▶ **To be done**: Every line that contains the word "Matched" should be copied.
------------------------------------------------------------------------
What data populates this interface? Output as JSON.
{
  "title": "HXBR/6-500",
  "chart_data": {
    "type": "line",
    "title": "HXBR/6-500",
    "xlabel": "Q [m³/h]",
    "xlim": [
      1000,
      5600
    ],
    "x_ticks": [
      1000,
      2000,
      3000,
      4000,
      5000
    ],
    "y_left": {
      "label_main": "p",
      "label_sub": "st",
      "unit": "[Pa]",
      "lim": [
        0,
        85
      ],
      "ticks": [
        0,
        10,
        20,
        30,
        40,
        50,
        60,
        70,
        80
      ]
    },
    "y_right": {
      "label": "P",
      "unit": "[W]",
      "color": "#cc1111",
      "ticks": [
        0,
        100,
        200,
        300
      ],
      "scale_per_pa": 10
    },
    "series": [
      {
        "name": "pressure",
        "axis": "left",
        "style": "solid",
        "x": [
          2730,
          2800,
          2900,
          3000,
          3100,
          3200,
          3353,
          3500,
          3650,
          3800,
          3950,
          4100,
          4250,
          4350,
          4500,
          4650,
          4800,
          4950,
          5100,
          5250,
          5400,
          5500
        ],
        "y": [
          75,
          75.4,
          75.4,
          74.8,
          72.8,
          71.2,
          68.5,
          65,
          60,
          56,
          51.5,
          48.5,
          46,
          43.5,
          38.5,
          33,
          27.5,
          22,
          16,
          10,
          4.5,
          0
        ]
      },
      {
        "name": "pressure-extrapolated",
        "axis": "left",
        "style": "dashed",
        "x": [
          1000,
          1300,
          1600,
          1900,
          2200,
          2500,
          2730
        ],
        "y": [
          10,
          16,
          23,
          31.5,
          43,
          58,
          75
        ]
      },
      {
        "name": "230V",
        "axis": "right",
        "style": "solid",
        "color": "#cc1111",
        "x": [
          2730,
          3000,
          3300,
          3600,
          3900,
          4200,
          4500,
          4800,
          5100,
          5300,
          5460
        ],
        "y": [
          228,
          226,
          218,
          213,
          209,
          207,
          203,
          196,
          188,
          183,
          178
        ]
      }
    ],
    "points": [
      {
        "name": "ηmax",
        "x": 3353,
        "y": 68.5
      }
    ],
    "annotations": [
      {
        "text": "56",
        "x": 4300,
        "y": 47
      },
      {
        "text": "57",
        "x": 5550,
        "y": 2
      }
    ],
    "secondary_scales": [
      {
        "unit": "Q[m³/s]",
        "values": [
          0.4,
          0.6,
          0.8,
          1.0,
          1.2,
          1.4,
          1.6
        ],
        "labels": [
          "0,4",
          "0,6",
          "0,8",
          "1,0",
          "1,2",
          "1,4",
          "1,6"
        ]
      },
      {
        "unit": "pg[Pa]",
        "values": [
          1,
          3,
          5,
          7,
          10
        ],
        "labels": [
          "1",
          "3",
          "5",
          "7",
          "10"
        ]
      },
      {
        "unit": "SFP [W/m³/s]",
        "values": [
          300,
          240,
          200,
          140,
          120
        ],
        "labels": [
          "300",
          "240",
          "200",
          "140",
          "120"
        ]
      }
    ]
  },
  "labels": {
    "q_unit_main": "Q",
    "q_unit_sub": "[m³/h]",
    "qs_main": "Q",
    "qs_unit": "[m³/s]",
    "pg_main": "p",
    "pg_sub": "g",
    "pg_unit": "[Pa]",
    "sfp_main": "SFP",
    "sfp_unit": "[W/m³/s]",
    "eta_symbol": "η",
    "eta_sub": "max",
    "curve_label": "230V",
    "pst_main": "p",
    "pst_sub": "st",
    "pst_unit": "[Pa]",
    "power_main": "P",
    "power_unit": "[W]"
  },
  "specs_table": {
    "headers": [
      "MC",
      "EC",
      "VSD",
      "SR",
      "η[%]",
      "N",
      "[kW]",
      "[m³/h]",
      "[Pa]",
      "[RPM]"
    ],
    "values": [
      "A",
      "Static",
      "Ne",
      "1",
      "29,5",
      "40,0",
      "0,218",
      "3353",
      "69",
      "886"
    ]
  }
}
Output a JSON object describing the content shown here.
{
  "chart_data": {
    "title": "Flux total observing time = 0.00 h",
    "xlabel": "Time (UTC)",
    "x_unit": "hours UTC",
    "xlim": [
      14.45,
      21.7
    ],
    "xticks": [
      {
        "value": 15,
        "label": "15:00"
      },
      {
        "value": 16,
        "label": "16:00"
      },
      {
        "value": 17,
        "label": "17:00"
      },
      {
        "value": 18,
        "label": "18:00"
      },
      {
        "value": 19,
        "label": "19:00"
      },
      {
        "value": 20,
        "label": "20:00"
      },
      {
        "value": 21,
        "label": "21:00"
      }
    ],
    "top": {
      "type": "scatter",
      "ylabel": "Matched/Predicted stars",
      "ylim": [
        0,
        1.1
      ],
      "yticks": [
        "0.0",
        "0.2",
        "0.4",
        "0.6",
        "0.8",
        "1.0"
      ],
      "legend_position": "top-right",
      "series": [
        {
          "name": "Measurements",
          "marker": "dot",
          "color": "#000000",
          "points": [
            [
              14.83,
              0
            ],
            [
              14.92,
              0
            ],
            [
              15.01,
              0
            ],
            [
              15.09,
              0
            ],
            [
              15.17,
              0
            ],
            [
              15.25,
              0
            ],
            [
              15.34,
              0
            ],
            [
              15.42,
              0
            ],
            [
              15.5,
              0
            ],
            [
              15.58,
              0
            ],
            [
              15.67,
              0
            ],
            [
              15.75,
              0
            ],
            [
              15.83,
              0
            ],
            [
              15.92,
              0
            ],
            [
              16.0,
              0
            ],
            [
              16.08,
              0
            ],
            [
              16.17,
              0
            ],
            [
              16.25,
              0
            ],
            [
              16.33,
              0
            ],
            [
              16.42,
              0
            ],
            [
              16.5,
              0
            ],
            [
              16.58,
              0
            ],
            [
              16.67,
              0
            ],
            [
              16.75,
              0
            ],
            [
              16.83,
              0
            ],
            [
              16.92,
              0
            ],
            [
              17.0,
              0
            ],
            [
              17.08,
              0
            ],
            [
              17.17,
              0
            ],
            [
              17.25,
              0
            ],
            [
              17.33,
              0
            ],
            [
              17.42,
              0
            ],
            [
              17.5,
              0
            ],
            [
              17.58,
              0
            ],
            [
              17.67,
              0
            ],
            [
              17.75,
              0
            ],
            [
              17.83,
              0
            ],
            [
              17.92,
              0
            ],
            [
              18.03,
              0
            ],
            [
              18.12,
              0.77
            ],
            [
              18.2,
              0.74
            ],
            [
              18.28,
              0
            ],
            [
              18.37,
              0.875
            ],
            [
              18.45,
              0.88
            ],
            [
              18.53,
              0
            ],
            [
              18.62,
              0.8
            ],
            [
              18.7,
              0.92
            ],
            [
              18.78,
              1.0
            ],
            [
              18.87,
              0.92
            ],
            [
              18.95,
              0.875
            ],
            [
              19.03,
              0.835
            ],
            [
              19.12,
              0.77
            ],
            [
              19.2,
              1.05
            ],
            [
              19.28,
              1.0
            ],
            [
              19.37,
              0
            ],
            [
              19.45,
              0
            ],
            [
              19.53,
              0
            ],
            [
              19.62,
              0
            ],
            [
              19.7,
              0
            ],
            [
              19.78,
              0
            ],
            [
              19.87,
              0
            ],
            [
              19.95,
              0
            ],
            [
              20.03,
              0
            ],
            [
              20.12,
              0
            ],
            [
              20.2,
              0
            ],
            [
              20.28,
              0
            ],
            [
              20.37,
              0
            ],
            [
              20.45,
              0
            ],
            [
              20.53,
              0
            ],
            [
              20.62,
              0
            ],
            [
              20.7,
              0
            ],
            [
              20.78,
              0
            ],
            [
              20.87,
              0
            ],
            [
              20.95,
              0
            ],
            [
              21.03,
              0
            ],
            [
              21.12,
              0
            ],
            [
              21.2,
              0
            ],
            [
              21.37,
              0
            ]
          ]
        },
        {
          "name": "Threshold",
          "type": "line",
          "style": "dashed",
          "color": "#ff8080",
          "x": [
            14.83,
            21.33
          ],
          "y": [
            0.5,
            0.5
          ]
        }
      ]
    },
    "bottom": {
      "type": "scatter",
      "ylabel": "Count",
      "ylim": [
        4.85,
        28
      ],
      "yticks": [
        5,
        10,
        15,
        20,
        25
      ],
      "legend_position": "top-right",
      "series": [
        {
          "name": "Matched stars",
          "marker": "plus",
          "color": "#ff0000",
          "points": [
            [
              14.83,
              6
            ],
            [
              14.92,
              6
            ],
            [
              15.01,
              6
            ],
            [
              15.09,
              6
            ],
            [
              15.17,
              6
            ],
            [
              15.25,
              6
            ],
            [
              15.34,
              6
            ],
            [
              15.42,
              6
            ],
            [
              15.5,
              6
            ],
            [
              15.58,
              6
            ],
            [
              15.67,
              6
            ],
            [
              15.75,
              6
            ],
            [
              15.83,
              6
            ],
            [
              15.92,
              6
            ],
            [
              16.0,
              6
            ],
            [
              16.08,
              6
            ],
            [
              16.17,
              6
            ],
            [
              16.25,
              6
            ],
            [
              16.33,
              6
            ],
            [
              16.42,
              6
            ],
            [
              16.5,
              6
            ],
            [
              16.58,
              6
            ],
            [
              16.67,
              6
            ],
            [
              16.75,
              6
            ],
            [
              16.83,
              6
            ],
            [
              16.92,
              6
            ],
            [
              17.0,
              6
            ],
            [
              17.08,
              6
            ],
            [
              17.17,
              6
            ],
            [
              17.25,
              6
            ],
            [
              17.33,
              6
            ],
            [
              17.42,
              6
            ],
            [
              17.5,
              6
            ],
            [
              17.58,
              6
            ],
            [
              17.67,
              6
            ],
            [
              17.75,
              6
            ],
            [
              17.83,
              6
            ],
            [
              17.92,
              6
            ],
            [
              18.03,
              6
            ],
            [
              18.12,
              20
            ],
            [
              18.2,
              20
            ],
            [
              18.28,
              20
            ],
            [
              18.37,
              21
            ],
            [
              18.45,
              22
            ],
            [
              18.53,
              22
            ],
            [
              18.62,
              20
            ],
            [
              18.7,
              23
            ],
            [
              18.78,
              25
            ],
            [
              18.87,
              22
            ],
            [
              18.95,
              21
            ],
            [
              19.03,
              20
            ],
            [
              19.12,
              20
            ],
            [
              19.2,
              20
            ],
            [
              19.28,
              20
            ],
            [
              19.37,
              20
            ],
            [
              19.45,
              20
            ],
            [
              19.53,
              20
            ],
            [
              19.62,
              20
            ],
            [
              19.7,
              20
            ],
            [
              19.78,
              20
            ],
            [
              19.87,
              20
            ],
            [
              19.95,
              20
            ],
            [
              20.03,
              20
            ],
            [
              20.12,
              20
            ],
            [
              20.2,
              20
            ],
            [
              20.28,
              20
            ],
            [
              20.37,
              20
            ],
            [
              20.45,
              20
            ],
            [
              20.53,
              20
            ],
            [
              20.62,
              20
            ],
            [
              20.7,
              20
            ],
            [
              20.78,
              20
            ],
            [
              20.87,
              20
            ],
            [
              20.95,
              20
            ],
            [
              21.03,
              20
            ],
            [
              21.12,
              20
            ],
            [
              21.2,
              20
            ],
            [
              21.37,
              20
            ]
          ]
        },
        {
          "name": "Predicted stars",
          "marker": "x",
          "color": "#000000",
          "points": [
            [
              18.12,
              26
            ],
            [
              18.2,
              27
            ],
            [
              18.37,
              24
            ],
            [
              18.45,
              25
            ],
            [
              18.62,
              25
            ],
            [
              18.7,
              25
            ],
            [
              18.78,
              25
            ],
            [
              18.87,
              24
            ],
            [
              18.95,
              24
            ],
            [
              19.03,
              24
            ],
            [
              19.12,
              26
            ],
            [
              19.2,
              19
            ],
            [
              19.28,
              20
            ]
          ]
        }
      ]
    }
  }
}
------------------------------------------------------------------------
▶ **Result of the exercise**:
      "ylabel": "Matched/Predicted stars",
          "name": "Matched stars",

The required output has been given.